* **Task item**
How many of the lines below include "color"? Give the number and no other words.
——
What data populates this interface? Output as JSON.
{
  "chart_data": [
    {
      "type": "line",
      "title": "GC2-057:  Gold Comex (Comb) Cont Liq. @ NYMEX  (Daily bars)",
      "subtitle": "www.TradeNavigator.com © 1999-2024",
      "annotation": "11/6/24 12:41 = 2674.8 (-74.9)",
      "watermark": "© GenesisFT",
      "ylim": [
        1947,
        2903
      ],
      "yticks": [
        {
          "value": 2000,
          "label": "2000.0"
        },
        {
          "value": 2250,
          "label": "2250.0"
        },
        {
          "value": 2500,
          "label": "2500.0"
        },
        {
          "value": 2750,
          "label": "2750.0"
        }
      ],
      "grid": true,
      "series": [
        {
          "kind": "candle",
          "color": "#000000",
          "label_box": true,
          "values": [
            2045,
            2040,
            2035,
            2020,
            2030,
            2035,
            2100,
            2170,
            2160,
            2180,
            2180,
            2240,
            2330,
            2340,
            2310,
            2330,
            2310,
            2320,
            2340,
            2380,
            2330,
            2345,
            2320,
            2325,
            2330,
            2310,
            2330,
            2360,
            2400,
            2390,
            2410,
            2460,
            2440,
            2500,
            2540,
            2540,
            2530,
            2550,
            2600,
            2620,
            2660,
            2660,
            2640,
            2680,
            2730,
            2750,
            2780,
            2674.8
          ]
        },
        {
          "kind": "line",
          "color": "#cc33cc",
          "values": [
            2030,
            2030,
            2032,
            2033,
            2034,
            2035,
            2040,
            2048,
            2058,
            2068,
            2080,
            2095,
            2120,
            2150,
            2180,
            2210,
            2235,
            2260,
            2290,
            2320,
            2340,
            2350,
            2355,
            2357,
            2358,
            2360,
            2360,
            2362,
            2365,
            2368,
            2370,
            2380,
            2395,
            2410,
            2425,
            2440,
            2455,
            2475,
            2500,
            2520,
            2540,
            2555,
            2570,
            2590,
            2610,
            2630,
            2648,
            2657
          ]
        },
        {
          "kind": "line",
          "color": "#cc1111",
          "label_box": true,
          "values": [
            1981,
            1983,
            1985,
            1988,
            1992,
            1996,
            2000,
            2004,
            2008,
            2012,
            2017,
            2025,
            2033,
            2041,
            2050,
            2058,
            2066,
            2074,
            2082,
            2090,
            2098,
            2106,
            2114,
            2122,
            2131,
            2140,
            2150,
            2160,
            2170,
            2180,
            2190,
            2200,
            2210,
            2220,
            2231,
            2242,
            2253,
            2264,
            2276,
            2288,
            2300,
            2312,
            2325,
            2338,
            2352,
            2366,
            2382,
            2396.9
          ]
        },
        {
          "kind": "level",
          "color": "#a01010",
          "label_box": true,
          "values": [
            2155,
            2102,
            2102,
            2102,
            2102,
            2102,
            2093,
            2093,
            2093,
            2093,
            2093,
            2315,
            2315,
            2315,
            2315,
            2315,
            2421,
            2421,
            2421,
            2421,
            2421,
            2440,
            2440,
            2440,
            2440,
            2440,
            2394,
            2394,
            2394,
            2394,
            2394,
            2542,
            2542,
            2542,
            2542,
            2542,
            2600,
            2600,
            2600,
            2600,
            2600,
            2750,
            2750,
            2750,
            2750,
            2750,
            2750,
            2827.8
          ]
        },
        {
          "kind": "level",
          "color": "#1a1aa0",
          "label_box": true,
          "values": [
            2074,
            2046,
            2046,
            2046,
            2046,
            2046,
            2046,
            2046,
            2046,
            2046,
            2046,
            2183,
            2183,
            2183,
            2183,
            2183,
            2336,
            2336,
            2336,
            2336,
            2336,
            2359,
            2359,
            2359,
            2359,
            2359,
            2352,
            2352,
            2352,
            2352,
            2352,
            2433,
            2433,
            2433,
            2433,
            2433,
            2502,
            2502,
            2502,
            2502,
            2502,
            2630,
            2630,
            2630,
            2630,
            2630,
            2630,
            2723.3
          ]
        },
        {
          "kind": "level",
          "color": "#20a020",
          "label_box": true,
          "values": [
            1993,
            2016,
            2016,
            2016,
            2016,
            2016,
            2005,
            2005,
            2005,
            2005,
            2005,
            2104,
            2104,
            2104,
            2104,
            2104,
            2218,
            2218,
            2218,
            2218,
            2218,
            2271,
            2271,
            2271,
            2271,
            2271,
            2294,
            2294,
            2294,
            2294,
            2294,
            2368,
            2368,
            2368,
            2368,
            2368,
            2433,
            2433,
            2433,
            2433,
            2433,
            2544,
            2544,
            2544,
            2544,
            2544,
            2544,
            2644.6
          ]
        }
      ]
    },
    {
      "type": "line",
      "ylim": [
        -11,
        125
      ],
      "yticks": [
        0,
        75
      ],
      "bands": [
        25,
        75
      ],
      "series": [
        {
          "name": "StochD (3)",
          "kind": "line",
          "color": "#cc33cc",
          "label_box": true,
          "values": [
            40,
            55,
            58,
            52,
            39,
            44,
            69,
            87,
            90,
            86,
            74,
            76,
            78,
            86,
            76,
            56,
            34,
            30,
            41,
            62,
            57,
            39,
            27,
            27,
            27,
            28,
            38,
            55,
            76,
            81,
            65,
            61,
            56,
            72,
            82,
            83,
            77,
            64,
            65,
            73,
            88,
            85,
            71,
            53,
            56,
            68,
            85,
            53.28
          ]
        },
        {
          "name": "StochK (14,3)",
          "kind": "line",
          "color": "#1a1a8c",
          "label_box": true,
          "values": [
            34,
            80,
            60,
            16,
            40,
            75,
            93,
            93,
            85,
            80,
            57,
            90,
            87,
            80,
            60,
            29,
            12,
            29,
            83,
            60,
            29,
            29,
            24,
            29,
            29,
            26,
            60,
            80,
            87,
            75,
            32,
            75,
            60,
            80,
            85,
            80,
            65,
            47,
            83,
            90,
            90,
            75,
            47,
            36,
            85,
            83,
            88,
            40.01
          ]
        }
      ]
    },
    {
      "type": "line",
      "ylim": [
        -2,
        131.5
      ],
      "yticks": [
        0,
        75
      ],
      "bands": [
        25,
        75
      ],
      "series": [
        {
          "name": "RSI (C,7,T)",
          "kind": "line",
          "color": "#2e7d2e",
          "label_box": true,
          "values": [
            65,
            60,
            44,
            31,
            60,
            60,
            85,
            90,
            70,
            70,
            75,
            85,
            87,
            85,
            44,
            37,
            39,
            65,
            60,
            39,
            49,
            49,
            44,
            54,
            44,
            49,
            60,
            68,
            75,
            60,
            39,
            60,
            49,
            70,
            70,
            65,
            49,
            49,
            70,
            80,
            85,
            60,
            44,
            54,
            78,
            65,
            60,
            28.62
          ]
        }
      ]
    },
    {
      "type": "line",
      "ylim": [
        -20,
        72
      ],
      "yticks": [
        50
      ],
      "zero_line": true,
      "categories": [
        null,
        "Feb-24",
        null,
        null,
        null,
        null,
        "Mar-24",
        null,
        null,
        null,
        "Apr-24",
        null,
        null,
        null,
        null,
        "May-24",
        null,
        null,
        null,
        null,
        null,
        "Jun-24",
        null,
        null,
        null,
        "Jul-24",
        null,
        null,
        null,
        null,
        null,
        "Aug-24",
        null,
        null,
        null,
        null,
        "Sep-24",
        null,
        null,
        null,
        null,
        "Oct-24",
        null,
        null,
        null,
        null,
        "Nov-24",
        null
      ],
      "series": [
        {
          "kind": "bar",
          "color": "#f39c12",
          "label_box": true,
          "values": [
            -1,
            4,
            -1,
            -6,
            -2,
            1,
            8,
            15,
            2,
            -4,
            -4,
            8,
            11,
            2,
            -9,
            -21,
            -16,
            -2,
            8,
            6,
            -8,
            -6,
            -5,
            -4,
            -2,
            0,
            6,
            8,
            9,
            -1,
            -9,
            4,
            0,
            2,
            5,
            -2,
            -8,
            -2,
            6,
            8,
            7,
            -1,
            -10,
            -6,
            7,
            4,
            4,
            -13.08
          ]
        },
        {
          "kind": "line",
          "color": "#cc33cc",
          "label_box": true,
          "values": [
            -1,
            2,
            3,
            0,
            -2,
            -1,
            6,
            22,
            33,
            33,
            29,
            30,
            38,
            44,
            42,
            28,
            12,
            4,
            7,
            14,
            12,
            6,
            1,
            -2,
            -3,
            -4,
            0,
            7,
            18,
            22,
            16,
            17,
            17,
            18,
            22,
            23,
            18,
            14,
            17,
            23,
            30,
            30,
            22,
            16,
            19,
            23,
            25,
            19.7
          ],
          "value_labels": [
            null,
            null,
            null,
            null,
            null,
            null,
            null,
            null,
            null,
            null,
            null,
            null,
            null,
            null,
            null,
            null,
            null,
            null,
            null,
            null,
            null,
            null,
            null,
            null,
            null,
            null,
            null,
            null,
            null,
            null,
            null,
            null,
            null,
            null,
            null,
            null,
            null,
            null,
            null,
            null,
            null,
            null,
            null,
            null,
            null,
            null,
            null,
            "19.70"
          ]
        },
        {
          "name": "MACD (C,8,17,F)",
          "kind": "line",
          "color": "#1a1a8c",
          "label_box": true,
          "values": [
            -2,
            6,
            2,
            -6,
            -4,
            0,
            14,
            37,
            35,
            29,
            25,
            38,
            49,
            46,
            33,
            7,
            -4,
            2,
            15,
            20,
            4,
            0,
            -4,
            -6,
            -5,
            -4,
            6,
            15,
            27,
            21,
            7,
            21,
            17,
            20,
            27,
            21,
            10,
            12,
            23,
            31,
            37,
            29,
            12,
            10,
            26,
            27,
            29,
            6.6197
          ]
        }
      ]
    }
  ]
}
——
* **Written solution**
12